**Exercise:**
Please read the passage on Go interfaces below: what does the writer say Go gives up in exchange for interfaces that are more intuitive and easier to learn and use?

**Provided passage:**

....

That's a significant difference in the design space. And, in particular, it makes generics harder. With explicit instance declarations, you have a natural place to define the type parameters of the instance itself and then specify how those map to the type arguments of the type class being implemented. With implicit interface implementations, there's no place for association to be authored.

I'm not saying Go's solution is better or worse, just that it's not them half-assed cribbing type classes. It's a deliberately designed different feature.

(My actual opinion is that I think interfaces in Go are more intuitive for users and easier to learn and use, at the expense of losing some expressiveness for more complex cases. Whether that's the right trade-off depends a lot on the kinds of programs and users the language is targeting. In the case of Go, I think that trade-off makes sense for their goals.)

I get so tired of functional programmers claiming to have invented everything first and assuming that what other languages do are just failed imitations instead of deliberate differences with important subleties they are overlooking. In particular, in these kinds of discussions, the "Haskell/Lisp/Smalltalk did it first" folks rarely take into account trade-offs, usability, or context when evaluating features.


We can't lump Lisp and Haskell into the same category. Whenever Lisp did something first, it was always easy to understand and use, compared to the twisted reinventions. The reinventions are Jack Skellington's imitation of Christmas.

About the only criticism you could lob at the Lisp original feature would be some low-brow grumble about parentheses.

....

**Entries provided:**
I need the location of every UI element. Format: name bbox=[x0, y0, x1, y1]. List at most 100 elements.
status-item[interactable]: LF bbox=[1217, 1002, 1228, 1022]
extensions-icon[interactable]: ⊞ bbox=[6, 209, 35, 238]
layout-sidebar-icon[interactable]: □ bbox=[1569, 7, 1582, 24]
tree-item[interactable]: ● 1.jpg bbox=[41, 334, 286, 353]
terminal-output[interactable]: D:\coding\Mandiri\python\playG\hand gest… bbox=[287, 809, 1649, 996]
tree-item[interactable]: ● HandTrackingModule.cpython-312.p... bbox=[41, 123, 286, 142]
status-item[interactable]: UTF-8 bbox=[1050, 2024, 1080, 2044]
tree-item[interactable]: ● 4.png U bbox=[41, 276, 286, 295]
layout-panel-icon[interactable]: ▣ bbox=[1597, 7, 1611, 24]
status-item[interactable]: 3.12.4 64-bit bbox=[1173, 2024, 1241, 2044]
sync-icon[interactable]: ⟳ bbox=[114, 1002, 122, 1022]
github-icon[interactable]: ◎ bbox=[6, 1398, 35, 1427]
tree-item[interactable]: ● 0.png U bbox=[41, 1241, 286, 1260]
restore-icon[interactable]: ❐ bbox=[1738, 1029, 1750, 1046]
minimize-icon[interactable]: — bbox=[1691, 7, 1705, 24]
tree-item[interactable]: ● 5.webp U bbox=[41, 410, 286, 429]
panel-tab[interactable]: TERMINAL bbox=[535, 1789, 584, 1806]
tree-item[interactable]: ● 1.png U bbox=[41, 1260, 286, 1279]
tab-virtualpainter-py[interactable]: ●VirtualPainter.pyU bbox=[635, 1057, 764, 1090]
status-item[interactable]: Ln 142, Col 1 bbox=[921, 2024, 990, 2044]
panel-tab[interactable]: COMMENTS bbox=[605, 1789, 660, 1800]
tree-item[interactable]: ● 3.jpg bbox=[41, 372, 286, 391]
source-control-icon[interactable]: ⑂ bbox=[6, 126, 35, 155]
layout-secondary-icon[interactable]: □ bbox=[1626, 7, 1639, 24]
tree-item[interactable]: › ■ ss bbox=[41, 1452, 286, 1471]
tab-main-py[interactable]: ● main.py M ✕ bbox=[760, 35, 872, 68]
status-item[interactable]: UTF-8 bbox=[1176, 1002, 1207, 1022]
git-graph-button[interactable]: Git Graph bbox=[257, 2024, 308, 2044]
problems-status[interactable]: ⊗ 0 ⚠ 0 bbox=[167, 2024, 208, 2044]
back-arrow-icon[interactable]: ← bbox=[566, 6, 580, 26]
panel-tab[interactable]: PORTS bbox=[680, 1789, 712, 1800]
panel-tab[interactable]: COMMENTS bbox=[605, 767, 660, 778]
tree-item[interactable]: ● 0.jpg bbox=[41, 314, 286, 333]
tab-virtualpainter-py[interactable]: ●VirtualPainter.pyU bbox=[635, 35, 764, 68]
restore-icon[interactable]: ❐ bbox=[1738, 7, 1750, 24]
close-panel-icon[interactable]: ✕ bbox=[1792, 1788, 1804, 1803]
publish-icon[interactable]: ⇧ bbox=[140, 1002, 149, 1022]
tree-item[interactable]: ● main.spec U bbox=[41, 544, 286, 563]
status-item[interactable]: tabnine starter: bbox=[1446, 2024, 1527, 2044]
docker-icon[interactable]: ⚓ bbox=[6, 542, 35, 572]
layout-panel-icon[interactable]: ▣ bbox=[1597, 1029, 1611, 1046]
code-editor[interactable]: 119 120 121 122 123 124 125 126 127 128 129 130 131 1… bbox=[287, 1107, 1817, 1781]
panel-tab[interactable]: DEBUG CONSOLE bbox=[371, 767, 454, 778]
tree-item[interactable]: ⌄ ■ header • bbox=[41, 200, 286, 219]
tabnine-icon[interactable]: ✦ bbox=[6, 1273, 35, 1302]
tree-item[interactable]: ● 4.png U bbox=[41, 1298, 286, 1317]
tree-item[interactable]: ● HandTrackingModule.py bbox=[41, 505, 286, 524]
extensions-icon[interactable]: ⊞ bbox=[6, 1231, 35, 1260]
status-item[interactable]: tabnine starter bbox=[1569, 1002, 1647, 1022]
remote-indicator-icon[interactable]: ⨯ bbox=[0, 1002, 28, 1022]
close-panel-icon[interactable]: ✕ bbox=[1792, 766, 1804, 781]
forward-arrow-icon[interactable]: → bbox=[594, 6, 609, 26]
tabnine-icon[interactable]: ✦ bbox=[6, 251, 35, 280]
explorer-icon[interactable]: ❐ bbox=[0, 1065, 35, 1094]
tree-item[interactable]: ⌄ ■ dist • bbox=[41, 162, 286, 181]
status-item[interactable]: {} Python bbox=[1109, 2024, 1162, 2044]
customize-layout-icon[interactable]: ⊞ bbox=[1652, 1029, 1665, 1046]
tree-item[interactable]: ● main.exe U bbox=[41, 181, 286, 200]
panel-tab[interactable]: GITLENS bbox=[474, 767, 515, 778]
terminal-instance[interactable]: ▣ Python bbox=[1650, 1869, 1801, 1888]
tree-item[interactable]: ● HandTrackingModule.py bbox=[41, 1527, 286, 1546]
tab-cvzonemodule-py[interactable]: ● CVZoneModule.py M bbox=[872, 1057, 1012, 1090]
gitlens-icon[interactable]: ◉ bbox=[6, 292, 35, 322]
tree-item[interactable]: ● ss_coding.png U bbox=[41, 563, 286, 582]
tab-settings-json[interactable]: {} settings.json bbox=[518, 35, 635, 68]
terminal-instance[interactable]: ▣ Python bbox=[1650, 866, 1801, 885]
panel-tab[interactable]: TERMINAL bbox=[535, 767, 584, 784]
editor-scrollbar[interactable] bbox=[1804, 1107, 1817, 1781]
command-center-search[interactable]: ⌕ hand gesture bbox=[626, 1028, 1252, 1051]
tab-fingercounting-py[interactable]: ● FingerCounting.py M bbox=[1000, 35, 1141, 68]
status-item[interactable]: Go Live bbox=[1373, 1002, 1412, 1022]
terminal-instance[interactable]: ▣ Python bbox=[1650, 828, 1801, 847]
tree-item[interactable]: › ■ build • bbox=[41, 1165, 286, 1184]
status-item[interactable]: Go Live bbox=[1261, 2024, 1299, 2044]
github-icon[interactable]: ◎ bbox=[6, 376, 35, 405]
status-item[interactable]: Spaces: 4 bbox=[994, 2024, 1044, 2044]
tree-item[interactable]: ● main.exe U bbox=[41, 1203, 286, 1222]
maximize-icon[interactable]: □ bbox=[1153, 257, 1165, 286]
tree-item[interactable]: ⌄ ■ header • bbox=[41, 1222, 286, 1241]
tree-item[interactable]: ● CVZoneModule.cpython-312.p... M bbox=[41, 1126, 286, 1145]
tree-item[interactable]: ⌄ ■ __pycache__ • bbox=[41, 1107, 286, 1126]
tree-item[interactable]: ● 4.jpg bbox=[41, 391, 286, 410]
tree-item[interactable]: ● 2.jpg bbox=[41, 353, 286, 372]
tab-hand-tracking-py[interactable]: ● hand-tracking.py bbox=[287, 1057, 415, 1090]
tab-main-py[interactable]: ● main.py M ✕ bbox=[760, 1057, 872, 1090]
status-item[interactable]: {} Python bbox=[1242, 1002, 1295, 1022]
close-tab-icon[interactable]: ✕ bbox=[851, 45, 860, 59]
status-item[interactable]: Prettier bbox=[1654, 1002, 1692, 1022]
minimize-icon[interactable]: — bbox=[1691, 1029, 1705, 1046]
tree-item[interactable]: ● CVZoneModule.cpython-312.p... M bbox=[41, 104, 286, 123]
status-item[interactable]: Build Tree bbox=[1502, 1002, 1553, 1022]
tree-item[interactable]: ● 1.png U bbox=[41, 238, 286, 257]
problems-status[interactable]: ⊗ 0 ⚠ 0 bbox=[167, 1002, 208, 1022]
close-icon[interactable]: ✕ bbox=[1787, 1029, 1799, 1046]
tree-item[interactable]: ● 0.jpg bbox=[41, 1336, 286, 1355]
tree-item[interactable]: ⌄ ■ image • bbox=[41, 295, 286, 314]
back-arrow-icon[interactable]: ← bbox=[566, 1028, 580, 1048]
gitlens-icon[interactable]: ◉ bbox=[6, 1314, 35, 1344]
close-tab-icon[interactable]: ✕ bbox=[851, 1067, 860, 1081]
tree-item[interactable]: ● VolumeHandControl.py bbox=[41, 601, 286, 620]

....

**Answer area:**
Some expressiveness for more complex cases.